__Problem__: State how many lines of the records contain the string "ylabel", and give no other information.

[Raw records]
━━━━━━
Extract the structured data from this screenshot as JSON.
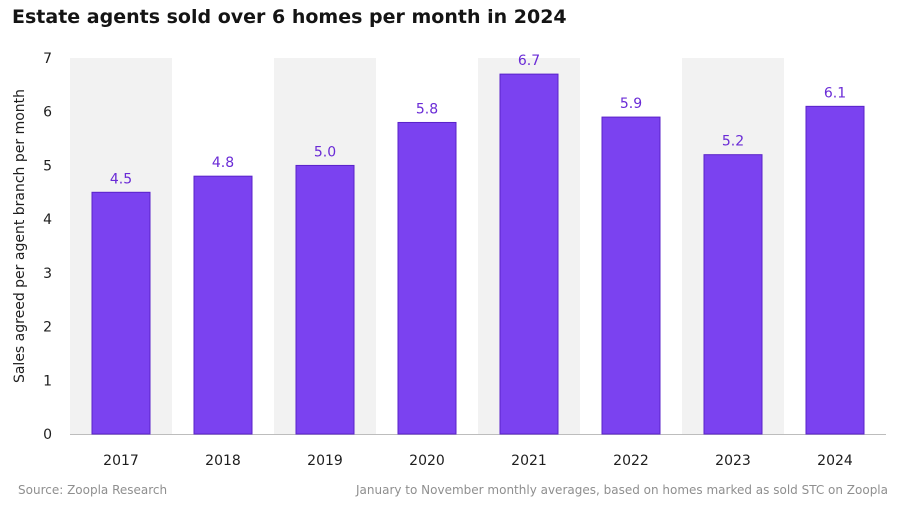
{
  "title": "Estate agents sold over 6 homes per month in 2024",
  "footer": {
    "source": "Source: Zoopla Research",
    "note": "January to November monthly averages, based on homes marked as sold STC on Zoopla"
  },
  "colors": {
    "bar": "#7b42f0",
    "bar_edge": "#5a22c9",
    "data_label": "#6a2bd6",
    "band": "#f2f2f2"
  },
  "chart_data": {
    "type": "bar",
    "categories": [
      "2017",
      "2018",
      "2019",
      "2020",
      "2021",
      "2022",
      "2023",
      "2024"
    ],
    "values": [
      4.5,
      4.8,
      5.0,
      5.8,
      6.7,
      5.9,
      5.2,
      6.1
    ],
    "data_labels": [
      "4.5",
      "4.8",
      "5.0",
      "5.8",
      "6.7",
      "5.9",
      "5.2",
      "6.1"
    ],
    "title": "Estate agents sold over 6 homes per month in 2024",
    "xlabel": "",
    "ylabel": "Sales agreed per agent branch per month",
    "ylim": [
      0,
      7
    ],
    "yticks": [
      0,
      1,
      2,
      3,
      4,
      5,
      6,
      7
    ],
    "grid": false,
    "legend": "none"
  }
}
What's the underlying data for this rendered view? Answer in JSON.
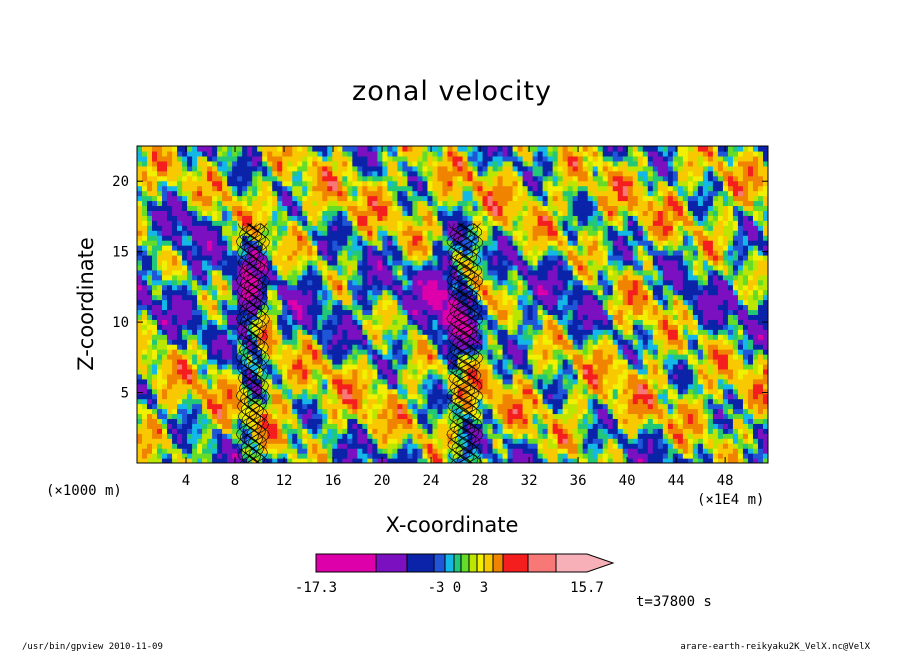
{
  "chart_data": {
    "type": "heatmap",
    "title": "zonal velocity",
    "xlabel": "X-coordinate",
    "ylabel": "Z-coordinate",
    "x_unit": "(×1000 m)",
    "x_unit_secondary": "(×1E4 m)",
    "xlim": [
      0,
      51.5
    ],
    "ylim": [
      0,
      22.5
    ],
    "x_ticks": [
      4,
      8,
      12,
      16,
      20,
      24,
      28,
      32,
      36,
      40,
      44,
      48
    ],
    "y_ticks": [
      5,
      10,
      15,
      20
    ],
    "colorbar": {
      "min_label": "-17.3",
      "max_label": "15.7",
      "mid_labels": [
        "-3",
        "0",
        "3"
      ],
      "levels": [
        -17.3,
        -12,
        -6,
        -3,
        -2,
        -1,
        0,
        1,
        2,
        3,
        6,
        9,
        12,
        15.7
      ],
      "colors": [
        "#dd00aa",
        "#7b10c0",
        "#0a23a8",
        "#1f56d8",
        "#14b8e6",
        "#22c878",
        "#64dc28",
        "#bce600",
        "#f0f000",
        "#f8c800",
        "#f08400",
        "#f41e1e",
        "#f87878",
        "#f8b0b8"
      ]
    },
    "time_label": "t=37800 s"
  },
  "footer": {
    "left": "/usr/bin/gpview   2010-11-09",
    "right": "arare-earth-reikyaku2K_VelX.nc@VelX"
  }
}
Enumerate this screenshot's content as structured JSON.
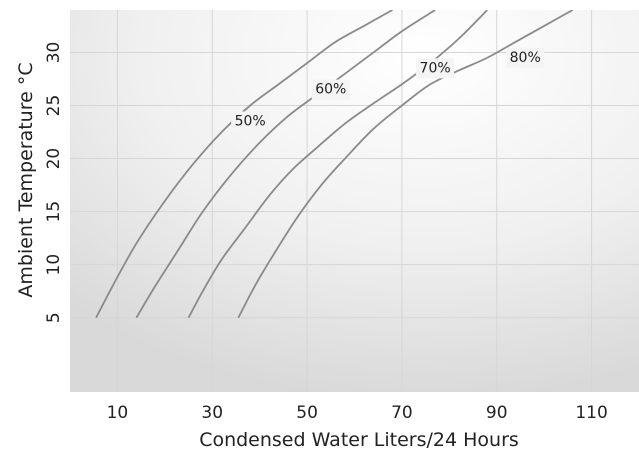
{
  "chart_data": {
    "type": "line",
    "xlabel": "Condensed Water Liters/24 Hours",
    "ylabel": "Ambient Temperature °C",
    "xlim": [
      0,
      120
    ],
    "ylim": [
      -2,
      34
    ],
    "xticks": [
      10,
      30,
      50,
      70,
      90,
      110
    ],
    "yticks": [
      5,
      10,
      15,
      20,
      25,
      30
    ],
    "grid": true,
    "legend": "none",
    "series": [
      {
        "name": "50%",
        "x": [
          5.5,
          9,
          14,
          20,
          26,
          32,
          38,
          44,
          50,
          56,
          62,
          68
        ],
        "y": [
          5,
          8,
          12,
          16,
          19.5,
          22.5,
          25,
          27,
          29,
          31,
          32.5,
          34
        ],
        "label_at": [
          38,
          23.5
        ]
      },
      {
        "name": "60%",
        "x": [
          14,
          18,
          23,
          28,
          34,
          40,
          46,
          52,
          58,
          64,
          70,
          77
        ],
        "y": [
          5,
          8,
          11.5,
          15,
          18.5,
          21.5,
          24,
          26,
          28,
          30,
          32,
          34
        ],
        "label_at": [
          55,
          26.5
        ]
      },
      {
        "name": "70%",
        "x": [
          25,
          28,
          32,
          37,
          42,
          47,
          52,
          58,
          64,
          70,
          76,
          82,
          88
        ],
        "y": [
          5,
          7.5,
          10.5,
          13.5,
          16.5,
          19,
          21,
          23.3,
          25.2,
          27,
          29,
          31.3,
          34
        ],
        "label_at": [
          77,
          28.5
        ]
      },
      {
        "name": "80%",
        "x": [
          35.5,
          39,
          43,
          48,
          53,
          58,
          64,
          70,
          76,
          82,
          88,
          94,
          100,
          106
        ],
        "y": [
          5,
          8,
          11,
          14.5,
          17.5,
          20,
          22.8,
          25,
          27,
          28.3,
          29.5,
          31,
          32.5,
          34
        ],
        "label_at": [
          96,
          29.5
        ]
      }
    ]
  }
}
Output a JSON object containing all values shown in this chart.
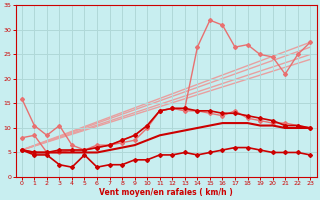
{
  "background_color": "#c8eef0",
  "grid_color": "#b0d8d8",
  "xlabel": "Vent moyen/en rafales ( km/h )",
  "xlabel_color": "#cc0000",
  "tick_color": "#cc0000",
  "xlim": [
    -0.5,
    23.5
  ],
  "ylim": [
    0,
    35
  ],
  "xticks": [
    0,
    1,
    2,
    3,
    4,
    5,
    6,
    7,
    8,
    9,
    10,
    11,
    12,
    13,
    14,
    15,
    16,
    17,
    18,
    19,
    20,
    21,
    22,
    23
  ],
  "yticks": [
    0,
    5,
    10,
    15,
    20,
    25,
    30,
    35
  ],
  "lines": [
    {
      "x": [
        0,
        1,
        2,
        3,
        4,
        5,
        6,
        7,
        8,
        9,
        10,
        11,
        12,
        13,
        14,
        15,
        16,
        17,
        18,
        19,
        20,
        21,
        22,
        23
      ],
      "y": [
        5.5,
        4.5,
        4.5,
        2.5,
        2.0,
        4.5,
        2.0,
        2.5,
        2.5,
        3.5,
        3.5,
        4.5,
        4.5,
        5.0,
        4.5,
        5.0,
        5.5,
        6.0,
        6.0,
        5.5,
        5.0,
        5.0,
        5.0,
        4.5
      ],
      "color": "#cc0000",
      "lw": 1.2,
      "marker": "D",
      "ms": 2.0,
      "zorder": 5
    },
    {
      "x": [
        0,
        1,
        2,
        3,
        4,
        5,
        6,
        7,
        8,
        9,
        10,
        11,
        12,
        13,
        14,
        15,
        16,
        17,
        18,
        19,
        20,
        21,
        22,
        23
      ],
      "y": [
        5.5,
        5.0,
        5.0,
        5.0,
        5.0,
        5.0,
        5.0,
        5.5,
        6.0,
        6.5,
        7.5,
        8.5,
        9.0,
        9.5,
        10.0,
        10.5,
        11.0,
        11.0,
        11.0,
        10.5,
        10.5,
        10.0,
        10.0,
        10.0
      ],
      "color": "#cc0000",
      "lw": 1.5,
      "marker": null,
      "ms": 0,
      "zorder": 4
    },
    {
      "x": [
        0,
        1,
        2,
        3,
        4,
        5,
        6,
        7,
        8,
        9,
        10,
        11,
        12,
        13,
        14,
        15,
        16,
        17,
        18,
        19,
        20,
        21,
        22,
        23
      ],
      "y": [
        5.5,
        5.0,
        5.0,
        5.5,
        5.5,
        5.5,
        6.0,
        6.5,
        7.5,
        8.5,
        10.5,
        13.5,
        14.0,
        14.0,
        13.5,
        13.5,
        13.0,
        13.0,
        12.5,
        12.0,
        11.5,
        10.5,
        10.5,
        10.0
      ],
      "color": "#cc0000",
      "lw": 1.2,
      "marker": "D",
      "ms": 2.0,
      "zorder": 5
    },
    {
      "x": [
        0,
        1,
        2,
        3,
        4,
        5,
        6,
        7,
        8,
        9,
        10,
        11,
        12,
        13,
        14,
        15,
        16,
        17,
        18,
        19,
        20,
        21,
        22,
        23
      ],
      "y": [
        16.0,
        10.5,
        8.5,
        10.5,
        6.5,
        5.5,
        6.5,
        6.5,
        7.0,
        7.5,
        10.0,
        13.5,
        14.0,
        13.5,
        13.5,
        13.0,
        12.5,
        13.5,
        12.0,
        11.5,
        11.0,
        11.0,
        10.5,
        10.0
      ],
      "color": "#e87070",
      "lw": 1.0,
      "marker": "D",
      "ms": 2.0,
      "zorder": 3
    },
    {
      "x": [
        0,
        1,
        2,
        3,
        4,
        5,
        6,
        7,
        8,
        9,
        10,
        11,
        12,
        13,
        14,
        15,
        16,
        17,
        18,
        19,
        20,
        21,
        22,
        23
      ],
      "y": [
        8.0,
        8.5,
        5.0,
        5.0,
        5.5,
        5.5,
        6.0,
        6.5,
        7.5,
        8.5,
        10.5,
        13.5,
        14.0,
        14.0,
        26.5,
        32.0,
        31.0,
        26.5,
        27.0,
        25.0,
        24.5,
        21.0,
        25.0,
        27.5
      ],
      "color": "#e87070",
      "lw": 1.0,
      "marker": "D",
      "ms": 2.0,
      "zorder": 2
    },
    {
      "x": [
        0,
        23
      ],
      "y": [
        5.5,
        25.0
      ],
      "color": "#e8a0a0",
      "lw": 1.0,
      "marker": null,
      "ms": 0,
      "zorder": 1
    },
    {
      "x": [
        0,
        23
      ],
      "y": [
        5.5,
        26.5
      ],
      "color": "#e8a0a0",
      "lw": 1.0,
      "marker": null,
      "ms": 0,
      "zorder": 1
    },
    {
      "x": [
        0,
        23
      ],
      "y": [
        5.5,
        27.5
      ],
      "color": "#e8a0a0",
      "lw": 1.0,
      "marker": null,
      "ms": 0,
      "zorder": 1
    },
    {
      "x": [
        0,
        23
      ],
      "y": [
        5.5,
        24.0
      ],
      "color": "#e8a0a0",
      "lw": 1.0,
      "marker": null,
      "ms": 0,
      "zorder": 1
    }
  ]
}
━━━━━━
__Solution to this task__: 3